DIRECTIONS FOR THIS TASK - Read the listing and extract each line that includes the word "frame".

[Excerpts from a figure dataset]

■ ■ ■

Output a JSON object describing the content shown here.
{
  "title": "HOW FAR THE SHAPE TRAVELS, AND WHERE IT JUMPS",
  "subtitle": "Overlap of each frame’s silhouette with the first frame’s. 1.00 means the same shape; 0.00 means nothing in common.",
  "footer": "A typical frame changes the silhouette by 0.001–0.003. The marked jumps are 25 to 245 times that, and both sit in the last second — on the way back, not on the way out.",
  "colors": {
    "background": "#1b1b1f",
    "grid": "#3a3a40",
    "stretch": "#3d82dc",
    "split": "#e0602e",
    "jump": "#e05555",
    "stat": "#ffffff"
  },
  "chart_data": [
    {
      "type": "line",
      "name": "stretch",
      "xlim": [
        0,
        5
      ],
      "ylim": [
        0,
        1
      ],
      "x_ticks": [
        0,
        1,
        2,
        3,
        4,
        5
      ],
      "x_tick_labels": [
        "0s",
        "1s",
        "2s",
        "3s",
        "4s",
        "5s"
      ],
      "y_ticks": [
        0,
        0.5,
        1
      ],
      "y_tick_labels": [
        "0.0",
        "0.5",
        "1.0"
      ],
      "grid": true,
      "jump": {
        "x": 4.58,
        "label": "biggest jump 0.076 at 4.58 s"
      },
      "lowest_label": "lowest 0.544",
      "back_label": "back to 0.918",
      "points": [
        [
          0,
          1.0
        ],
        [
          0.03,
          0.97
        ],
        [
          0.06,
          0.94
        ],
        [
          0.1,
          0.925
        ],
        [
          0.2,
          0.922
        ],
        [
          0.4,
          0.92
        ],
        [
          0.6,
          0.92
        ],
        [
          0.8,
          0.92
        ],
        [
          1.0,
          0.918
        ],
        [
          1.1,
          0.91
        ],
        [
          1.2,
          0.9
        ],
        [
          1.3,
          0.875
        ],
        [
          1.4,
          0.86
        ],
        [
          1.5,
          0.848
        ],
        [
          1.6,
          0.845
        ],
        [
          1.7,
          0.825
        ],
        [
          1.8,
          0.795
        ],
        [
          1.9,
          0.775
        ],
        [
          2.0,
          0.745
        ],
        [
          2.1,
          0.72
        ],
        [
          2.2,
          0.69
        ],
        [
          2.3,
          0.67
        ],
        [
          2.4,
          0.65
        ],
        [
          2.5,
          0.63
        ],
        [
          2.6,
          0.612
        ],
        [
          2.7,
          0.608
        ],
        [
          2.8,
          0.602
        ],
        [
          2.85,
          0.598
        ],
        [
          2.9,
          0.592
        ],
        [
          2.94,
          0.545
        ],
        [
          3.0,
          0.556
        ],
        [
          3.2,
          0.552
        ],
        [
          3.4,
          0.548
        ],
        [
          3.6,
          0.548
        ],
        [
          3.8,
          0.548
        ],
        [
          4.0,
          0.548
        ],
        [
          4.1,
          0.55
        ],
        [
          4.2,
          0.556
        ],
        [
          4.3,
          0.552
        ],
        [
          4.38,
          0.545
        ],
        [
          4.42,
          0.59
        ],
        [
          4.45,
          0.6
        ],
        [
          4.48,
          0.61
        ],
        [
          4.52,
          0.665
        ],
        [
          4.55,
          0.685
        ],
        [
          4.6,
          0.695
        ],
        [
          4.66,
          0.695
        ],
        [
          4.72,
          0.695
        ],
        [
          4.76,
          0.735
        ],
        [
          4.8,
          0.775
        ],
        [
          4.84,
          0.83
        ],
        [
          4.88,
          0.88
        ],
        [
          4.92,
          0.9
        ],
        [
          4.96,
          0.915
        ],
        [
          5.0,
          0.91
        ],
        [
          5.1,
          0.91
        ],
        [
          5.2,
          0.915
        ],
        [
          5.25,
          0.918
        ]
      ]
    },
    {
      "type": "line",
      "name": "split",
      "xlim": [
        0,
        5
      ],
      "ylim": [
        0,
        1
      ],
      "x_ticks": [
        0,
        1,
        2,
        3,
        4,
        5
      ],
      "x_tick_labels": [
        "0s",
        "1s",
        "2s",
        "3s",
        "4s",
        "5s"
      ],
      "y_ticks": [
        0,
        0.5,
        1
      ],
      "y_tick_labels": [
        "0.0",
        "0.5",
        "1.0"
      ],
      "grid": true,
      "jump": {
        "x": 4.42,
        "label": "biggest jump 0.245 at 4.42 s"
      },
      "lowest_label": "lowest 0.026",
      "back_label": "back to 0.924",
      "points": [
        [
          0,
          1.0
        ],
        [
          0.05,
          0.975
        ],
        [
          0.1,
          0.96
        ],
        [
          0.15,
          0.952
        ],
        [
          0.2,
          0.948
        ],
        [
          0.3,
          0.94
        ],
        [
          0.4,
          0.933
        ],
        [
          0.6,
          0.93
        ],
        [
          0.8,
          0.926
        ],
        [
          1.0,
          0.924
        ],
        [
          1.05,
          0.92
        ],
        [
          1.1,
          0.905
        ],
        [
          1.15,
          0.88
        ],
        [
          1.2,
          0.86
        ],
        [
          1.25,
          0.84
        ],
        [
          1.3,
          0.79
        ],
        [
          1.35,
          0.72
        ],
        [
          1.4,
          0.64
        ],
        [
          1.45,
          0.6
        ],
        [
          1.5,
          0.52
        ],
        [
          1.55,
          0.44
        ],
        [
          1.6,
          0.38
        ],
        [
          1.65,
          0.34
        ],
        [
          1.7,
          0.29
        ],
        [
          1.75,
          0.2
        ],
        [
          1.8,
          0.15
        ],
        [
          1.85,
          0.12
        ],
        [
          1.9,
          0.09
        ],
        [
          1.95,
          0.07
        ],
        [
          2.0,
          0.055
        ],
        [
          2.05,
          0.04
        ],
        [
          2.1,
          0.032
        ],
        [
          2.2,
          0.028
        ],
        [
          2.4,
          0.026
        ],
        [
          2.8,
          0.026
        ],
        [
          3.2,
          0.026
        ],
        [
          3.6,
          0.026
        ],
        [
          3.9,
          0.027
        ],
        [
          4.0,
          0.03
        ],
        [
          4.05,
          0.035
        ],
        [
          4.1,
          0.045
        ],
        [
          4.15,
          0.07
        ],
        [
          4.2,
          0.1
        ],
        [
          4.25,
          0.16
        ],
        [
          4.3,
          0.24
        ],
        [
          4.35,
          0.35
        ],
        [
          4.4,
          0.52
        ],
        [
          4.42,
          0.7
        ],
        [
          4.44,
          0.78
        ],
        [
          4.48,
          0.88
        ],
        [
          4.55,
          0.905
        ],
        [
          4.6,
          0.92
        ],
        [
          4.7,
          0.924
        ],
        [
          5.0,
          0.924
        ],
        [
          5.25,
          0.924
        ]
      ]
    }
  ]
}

■ ■ ■

OUTPUT FOR THIS EXERCISE -
  "subtitle": "Overlap of each frame’s silhouette with the first frame’s. 1.00 means the same shape; 0.00 means nothing in common.",
  "footer": "A typical frame changes the silhouette by 0.001–0.003. The marked jumps are 25 to 245 times that, and both sit in the last second — on the way back, not on the way out.",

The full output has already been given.